STATED TASK: In the records below, tally every line containing "Cabinet". Report only the total.

Figure record listings:
********************

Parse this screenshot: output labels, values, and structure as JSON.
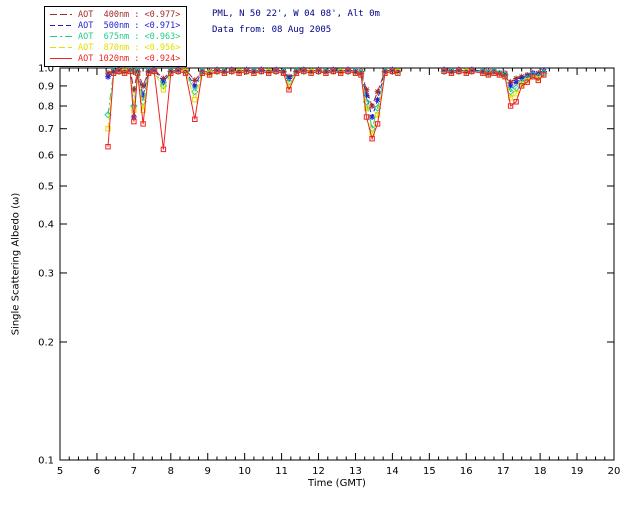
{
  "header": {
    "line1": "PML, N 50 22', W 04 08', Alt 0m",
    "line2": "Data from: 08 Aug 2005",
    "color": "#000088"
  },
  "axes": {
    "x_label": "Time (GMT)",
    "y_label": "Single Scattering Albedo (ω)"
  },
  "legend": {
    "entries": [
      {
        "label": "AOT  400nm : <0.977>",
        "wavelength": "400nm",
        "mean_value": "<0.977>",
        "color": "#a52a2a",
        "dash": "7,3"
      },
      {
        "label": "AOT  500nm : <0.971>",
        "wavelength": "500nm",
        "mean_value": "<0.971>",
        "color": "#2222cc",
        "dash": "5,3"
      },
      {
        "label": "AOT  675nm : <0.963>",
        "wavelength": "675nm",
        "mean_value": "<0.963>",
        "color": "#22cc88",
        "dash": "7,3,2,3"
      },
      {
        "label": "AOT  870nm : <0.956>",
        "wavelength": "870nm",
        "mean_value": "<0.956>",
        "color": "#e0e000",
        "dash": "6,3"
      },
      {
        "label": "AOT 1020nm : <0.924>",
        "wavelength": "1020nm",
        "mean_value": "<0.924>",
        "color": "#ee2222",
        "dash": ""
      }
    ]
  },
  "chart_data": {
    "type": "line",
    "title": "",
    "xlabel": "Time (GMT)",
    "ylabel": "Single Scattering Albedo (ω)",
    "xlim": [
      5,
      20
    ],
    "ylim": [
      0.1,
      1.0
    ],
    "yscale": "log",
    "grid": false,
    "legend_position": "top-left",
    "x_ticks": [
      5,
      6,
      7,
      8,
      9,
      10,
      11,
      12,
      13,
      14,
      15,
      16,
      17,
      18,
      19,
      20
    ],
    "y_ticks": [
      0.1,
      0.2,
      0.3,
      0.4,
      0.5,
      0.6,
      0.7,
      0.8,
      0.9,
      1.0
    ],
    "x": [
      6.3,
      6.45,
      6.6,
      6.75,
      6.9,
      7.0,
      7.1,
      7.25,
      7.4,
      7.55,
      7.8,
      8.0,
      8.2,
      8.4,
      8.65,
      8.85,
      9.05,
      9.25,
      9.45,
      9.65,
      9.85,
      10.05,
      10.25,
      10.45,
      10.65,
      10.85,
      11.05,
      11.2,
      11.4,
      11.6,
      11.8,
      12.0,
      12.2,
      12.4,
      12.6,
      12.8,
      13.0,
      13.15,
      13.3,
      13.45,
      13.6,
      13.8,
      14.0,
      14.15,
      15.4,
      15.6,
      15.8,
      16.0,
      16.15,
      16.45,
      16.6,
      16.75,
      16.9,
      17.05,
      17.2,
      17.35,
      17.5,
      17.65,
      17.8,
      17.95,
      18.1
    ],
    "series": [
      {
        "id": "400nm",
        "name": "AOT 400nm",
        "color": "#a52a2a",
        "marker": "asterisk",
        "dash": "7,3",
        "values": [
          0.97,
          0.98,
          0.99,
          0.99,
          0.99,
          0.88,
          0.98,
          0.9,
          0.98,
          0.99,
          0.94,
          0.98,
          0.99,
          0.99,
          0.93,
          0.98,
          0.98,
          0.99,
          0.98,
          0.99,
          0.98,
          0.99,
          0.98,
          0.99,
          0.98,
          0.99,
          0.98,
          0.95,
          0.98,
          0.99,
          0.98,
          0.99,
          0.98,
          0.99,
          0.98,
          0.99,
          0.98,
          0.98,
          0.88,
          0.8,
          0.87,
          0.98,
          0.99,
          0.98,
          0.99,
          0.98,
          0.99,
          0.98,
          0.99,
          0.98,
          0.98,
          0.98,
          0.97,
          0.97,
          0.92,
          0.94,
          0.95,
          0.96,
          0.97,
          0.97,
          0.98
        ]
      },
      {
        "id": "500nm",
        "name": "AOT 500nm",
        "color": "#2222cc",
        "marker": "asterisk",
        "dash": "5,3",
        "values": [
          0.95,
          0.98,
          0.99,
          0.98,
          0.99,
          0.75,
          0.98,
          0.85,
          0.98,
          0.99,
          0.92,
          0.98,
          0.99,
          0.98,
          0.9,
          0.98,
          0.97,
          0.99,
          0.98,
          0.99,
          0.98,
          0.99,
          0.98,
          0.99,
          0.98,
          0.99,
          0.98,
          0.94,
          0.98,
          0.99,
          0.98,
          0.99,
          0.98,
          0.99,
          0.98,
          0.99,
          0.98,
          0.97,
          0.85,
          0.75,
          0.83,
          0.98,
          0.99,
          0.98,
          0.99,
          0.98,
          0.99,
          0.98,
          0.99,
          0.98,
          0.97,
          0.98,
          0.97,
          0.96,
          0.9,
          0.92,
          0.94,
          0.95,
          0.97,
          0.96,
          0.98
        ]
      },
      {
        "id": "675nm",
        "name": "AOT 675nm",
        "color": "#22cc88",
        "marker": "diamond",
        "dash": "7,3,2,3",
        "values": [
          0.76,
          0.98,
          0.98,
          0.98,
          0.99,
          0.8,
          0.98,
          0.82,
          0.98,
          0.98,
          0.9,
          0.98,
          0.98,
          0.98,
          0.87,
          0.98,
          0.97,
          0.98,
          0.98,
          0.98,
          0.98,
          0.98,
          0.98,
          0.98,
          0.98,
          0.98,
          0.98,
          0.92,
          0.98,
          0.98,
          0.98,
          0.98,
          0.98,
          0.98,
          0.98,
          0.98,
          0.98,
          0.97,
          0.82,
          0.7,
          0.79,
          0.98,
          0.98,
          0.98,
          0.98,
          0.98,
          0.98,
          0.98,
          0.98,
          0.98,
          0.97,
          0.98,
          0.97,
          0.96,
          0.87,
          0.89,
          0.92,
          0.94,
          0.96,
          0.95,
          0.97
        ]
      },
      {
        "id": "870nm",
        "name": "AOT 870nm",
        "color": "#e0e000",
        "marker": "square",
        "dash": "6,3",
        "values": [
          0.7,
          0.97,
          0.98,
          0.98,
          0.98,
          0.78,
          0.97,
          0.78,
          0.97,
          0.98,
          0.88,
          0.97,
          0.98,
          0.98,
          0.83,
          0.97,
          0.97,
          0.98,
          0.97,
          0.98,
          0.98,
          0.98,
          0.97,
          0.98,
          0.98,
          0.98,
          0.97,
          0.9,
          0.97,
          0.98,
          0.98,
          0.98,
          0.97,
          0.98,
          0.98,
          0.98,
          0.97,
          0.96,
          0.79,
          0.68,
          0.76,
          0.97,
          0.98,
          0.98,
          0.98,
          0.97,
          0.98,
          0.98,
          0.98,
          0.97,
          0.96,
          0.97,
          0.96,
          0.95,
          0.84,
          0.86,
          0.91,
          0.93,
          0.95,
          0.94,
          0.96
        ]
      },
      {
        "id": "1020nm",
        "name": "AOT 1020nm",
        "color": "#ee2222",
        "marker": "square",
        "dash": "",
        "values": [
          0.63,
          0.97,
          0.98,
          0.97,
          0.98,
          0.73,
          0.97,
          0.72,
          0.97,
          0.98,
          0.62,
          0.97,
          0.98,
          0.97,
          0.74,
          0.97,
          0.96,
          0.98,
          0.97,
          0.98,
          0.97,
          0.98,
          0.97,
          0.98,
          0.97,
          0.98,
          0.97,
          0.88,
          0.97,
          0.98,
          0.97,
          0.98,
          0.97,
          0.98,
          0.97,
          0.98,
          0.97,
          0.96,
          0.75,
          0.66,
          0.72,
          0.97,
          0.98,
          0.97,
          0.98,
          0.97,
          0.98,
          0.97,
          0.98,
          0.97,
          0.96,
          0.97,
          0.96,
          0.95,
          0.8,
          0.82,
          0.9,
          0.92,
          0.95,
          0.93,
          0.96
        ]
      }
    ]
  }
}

********************

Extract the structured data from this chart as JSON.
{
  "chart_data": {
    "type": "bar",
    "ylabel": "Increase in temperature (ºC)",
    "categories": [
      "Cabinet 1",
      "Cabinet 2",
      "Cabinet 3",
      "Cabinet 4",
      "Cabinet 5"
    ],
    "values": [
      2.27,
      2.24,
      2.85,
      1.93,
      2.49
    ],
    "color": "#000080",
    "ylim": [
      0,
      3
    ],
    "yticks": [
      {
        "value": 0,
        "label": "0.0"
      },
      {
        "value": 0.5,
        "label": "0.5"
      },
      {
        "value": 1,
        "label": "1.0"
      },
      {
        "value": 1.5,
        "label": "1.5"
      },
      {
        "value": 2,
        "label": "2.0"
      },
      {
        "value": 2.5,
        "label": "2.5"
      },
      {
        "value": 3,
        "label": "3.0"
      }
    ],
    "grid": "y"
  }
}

********************

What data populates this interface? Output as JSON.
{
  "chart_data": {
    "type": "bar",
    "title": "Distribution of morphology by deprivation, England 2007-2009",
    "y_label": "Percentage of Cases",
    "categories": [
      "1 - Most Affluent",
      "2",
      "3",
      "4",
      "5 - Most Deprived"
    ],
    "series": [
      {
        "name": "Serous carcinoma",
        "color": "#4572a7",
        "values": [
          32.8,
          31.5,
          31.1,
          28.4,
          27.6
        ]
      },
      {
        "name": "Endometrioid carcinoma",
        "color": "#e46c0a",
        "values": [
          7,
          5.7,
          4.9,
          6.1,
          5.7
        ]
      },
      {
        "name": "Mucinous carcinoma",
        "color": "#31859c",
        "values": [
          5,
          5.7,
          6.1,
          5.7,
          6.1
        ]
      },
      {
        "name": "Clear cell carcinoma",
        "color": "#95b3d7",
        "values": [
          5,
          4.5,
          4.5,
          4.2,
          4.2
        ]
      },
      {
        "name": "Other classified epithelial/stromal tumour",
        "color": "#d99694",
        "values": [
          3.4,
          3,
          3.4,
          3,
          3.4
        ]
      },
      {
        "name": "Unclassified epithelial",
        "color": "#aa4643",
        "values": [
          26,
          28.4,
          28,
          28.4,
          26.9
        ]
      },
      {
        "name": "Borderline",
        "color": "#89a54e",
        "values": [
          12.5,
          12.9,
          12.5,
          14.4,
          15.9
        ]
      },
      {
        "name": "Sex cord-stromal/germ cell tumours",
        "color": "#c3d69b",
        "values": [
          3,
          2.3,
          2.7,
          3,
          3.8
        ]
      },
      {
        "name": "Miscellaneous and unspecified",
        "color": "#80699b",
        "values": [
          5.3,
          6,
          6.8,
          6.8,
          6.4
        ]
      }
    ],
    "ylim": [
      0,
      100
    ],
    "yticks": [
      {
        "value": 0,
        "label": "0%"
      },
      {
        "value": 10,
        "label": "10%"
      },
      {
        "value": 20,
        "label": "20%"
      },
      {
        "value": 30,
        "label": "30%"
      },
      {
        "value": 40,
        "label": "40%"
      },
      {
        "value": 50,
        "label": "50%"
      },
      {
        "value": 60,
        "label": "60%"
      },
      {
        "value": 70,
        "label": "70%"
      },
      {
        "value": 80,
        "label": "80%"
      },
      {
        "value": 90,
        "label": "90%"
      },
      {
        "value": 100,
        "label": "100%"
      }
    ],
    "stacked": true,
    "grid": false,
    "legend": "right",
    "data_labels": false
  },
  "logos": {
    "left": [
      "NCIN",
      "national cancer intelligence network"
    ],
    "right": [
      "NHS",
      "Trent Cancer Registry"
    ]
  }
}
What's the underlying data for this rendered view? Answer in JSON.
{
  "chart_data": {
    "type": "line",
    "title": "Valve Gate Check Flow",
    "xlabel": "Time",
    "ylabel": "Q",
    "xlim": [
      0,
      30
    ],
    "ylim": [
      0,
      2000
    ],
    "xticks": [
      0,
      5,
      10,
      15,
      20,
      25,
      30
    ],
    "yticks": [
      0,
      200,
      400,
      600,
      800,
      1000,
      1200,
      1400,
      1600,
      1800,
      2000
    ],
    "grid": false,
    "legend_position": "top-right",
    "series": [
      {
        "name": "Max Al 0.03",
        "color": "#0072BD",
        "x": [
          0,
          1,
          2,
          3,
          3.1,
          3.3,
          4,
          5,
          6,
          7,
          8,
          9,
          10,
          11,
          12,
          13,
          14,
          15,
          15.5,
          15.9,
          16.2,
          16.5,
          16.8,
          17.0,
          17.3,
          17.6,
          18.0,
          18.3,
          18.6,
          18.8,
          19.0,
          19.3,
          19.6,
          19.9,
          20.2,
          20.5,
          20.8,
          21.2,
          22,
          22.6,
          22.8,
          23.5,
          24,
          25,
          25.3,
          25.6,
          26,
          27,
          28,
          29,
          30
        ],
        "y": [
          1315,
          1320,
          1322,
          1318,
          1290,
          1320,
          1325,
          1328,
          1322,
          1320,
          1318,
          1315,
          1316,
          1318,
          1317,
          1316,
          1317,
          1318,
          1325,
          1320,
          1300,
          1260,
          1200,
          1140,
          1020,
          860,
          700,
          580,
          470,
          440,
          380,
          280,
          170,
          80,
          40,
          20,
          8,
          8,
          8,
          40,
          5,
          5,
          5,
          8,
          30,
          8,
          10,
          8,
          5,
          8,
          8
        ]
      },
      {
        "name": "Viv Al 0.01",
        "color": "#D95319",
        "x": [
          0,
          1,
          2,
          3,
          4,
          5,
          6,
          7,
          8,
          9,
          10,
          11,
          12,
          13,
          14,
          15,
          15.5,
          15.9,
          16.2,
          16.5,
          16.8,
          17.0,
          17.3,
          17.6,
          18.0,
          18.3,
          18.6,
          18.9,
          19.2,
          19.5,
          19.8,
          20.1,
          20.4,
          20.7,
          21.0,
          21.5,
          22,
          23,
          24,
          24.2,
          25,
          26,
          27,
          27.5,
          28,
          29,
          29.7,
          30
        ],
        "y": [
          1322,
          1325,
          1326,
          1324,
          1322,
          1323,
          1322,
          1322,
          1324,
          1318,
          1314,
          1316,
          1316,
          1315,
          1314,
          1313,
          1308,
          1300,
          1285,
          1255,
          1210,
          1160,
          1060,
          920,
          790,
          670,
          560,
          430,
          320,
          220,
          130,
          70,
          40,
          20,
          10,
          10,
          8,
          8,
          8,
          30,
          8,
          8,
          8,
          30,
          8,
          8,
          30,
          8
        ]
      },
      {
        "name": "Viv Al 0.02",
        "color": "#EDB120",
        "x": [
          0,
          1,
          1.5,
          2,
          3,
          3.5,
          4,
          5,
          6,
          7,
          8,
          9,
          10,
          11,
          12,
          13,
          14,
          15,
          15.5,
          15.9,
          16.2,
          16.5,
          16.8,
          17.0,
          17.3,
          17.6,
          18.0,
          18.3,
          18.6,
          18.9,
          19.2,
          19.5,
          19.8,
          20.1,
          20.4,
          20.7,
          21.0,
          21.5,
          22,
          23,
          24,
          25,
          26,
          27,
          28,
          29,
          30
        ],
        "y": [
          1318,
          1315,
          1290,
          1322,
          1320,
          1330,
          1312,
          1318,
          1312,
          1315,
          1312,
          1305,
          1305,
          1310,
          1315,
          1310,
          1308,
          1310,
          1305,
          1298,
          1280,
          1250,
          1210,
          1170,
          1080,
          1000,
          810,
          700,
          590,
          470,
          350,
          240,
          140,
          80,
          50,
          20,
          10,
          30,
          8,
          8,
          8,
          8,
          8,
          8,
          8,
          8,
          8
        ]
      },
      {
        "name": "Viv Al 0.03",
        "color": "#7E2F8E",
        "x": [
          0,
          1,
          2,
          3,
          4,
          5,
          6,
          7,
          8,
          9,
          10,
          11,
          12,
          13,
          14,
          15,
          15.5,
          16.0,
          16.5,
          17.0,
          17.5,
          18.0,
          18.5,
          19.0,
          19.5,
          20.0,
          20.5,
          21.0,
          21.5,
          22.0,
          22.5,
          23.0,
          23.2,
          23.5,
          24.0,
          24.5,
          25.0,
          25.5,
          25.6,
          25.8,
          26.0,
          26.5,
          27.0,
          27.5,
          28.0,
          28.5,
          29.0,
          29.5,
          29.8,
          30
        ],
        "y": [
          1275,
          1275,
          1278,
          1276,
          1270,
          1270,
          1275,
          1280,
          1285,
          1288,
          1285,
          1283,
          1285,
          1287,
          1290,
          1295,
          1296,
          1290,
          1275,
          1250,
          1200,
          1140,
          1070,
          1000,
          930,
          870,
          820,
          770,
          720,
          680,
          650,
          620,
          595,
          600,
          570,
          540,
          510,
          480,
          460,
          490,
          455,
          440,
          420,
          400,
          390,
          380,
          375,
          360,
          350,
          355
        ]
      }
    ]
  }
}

********************

FINAL RESULT: 5